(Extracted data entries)
□ □ □ □

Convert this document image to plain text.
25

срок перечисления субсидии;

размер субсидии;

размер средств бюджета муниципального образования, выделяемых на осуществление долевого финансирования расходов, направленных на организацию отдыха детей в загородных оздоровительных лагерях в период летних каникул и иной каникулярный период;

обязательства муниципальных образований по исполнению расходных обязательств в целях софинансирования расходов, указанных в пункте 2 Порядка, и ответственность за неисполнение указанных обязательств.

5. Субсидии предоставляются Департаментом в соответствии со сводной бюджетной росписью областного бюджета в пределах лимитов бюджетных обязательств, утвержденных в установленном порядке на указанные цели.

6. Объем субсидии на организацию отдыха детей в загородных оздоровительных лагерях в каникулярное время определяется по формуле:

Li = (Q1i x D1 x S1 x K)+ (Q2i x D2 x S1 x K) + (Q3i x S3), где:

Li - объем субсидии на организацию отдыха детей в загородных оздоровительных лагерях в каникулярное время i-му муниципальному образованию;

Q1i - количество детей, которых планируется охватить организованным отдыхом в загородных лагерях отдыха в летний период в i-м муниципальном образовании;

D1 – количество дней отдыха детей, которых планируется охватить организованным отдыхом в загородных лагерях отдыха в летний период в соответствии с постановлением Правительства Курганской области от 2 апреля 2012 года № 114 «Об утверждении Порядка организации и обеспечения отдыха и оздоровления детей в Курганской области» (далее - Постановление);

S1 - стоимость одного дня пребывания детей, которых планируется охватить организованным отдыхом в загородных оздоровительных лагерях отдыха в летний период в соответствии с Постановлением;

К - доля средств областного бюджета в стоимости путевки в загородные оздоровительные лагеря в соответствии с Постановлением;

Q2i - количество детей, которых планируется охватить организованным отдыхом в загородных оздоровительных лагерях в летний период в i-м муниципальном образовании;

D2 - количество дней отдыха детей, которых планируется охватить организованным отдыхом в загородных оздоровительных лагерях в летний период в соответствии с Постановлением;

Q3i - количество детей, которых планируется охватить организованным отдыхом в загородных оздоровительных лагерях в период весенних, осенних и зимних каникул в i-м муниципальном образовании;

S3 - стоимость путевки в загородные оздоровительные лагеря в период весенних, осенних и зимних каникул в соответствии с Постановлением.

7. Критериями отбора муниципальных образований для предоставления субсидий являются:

□ □ □ □

### Request
Repeat the records above exactly, from the first line to the last.

### Task solution
Convert this document image to plain text.
25

срок перечисления субсидии;

размер субсидии;

размер средств бюджета муниципального образования, выделяемых на осуществление долевого финансирования расходов, направленных на организацию отдыха детей в загородных оздоровительных лагерях в период летних каникул и иной каникулярный период;

обязательства муниципальных образований по исполнению расходных обязательств в целях софинансирования расходов, указанных в пункте 2 Порядка, и ответственность за неисполнение указанных обязательств.

5. Субсидии предоставляются Департаментом в соответствии со сводной бюджетной росписью областного бюджета в пределах лимитов бюджетных обязательств, утвержденных в установленном порядке на указанные цели.

6. Объем субсидии на организацию отдыха детей в загородных оздоровительных лагерях в каникулярное время определяется по формуле:

Li = (Q1i x D1 x S1 x K)+ (Q2i x D2 x S1 x K) + (Q3i x S3), где:

Li - объем субсидии на организацию отдыха детей в загородных оздоровительных лагерях в каникулярное время i-му муниципальному образованию;

Q1i - количество детей, которых планируется охватить организованным отдыхом в загородных лагерях отдыха в летний период в i-м муниципальном образовании;

D1 – количество дней отдыха детей, которых планируется охватить организованным отдыхом в загородных лагерях отдыха в летний период в соответствии с постановлением Правительства Курганской области от 2 апреля 2012 года № 114 «Об утверждении Порядка организации и обеспечения отдыха и оздоровления детей в Курганской области» (далее - Постановление);

S1 - стоимость одного дня пребывания детей, которых планируется охватить организованным отдыхом в загородных оздоровительных лагерях отдыха в летний период в соответствии с Постановлением;

К - доля средств областного бюджета в стоимости путевки в загородные оздоровительные лагеря в соответствии с Постановлением;

Q2i - количество детей, которых планируется охватить организованным отдыхом в загородных оздоровительных лагерях в летний период в i-м муниципальном образовании;

D2 - количество дней отдыха детей, которых планируется охватить организованным отдыхом в загородных оздоровительных лагерях в летний период в соответствии с Постановлением;

Q3i - количество детей, которых планируется охватить организованным отдыхом в загородных оздоровительных лагерях в период весенних, осенних и зимних каникул в i-м муниципальном образовании;

S3 - стоимость путевки в загородные оздоровительные лагеря в период весенних, осенних и зимних каникул в соответствии с Постановлением.

7. Критериями отбора муниципальных образований для предоставления субсидий являются:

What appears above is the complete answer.